To be done
Set down every entry again word for word, please, but skip the pictures.

======

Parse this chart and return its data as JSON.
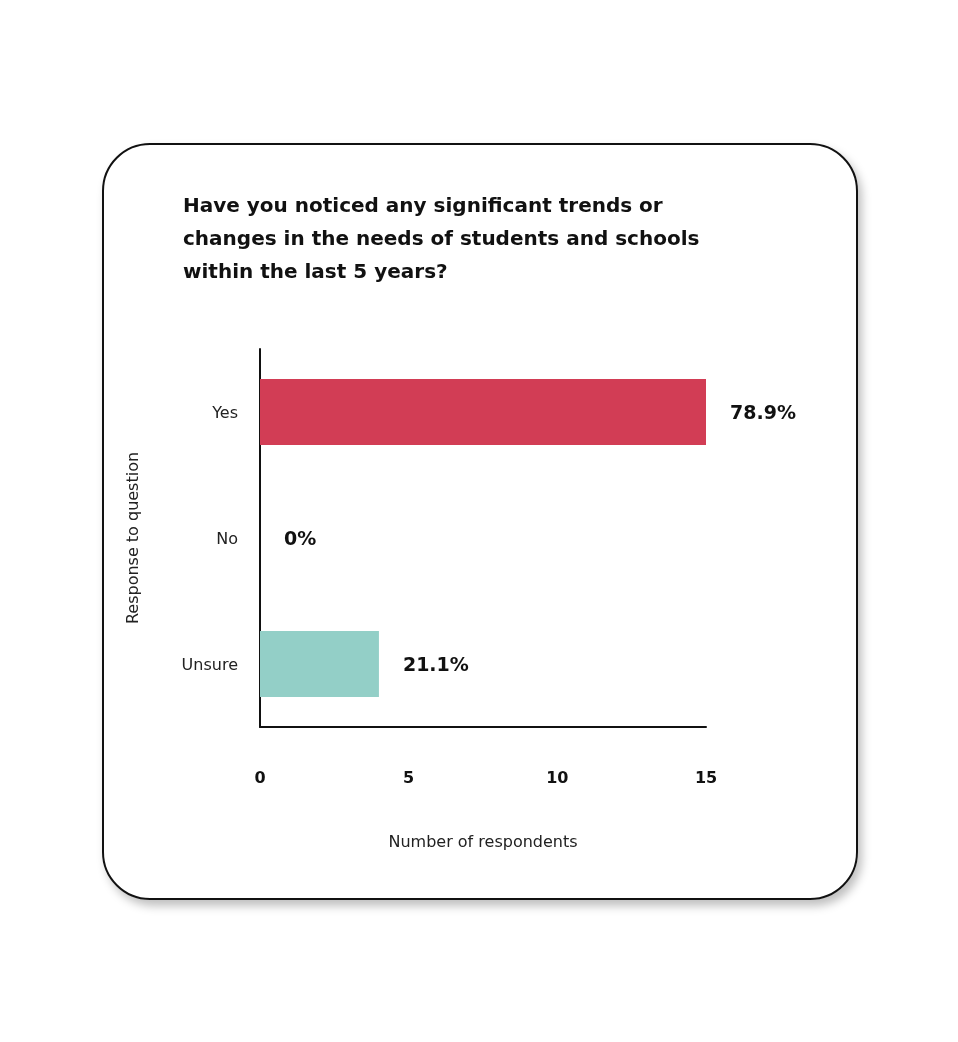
{
  "chart_data": {
    "type": "bar",
    "orientation": "horizontal",
    "title": "Have you noticed any significant trends or changes in the needs of students and schools within the last 5 years?",
    "categories": [
      "Yes",
      "No",
      "Unsure"
    ],
    "values": [
      15,
      0,
      4
    ],
    "colors": [
      "#d23d55",
      "#7f7f7f",
      "#93cfc7"
    ],
    "annotations": [
      {
        "text": "78.9%",
        "x": 15,
        "y": "Yes"
      },
      {
        "text": "0%",
        "x": 0,
        "y": "No"
      },
      {
        "text": "21.1%",
        "x": 4,
        "y": "Unsure"
      }
    ],
    "xlabel": "Number of respondents",
    "ylabel": "Response to question",
    "xlim": [
      0,
      15
    ],
    "xticks": [
      0,
      5,
      10,
      15
    ],
    "grid": false
  }
}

======

Correct output
Parse this chart and return its data as JSON.
{
  "chart_data": {
    "type": "bar",
    "orientation": "horizontal",
    "title": "Have you noticed any significant trends or changes in the needs of students and schools within the last 5 years?",
    "categories": [
      "Yes",
      "No",
      "Unsure"
    ],
    "values": [
      15,
      0,
      4
    ],
    "colors": [
      "#d23d55",
      "#7f7f7f",
      "#93cfc7"
    ],
    "annotations": [
      {
        "text": "78.9%",
        "x": 15,
        "y": "Yes"
      },
      {
        "text": "0%",
        "x": 0,
        "y": "No"
      },
      {
        "text": "21.1%",
        "x": 4,
        "y": "Unsure"
      }
    ],
    "xlabel": "Number of respondents",
    "ylabel": "Response to question",
    "xlim": [
      0,
      15
    ],
    "xticks": [
      0,
      5,
      10,
      15
    ],
    "grid": false
  }
}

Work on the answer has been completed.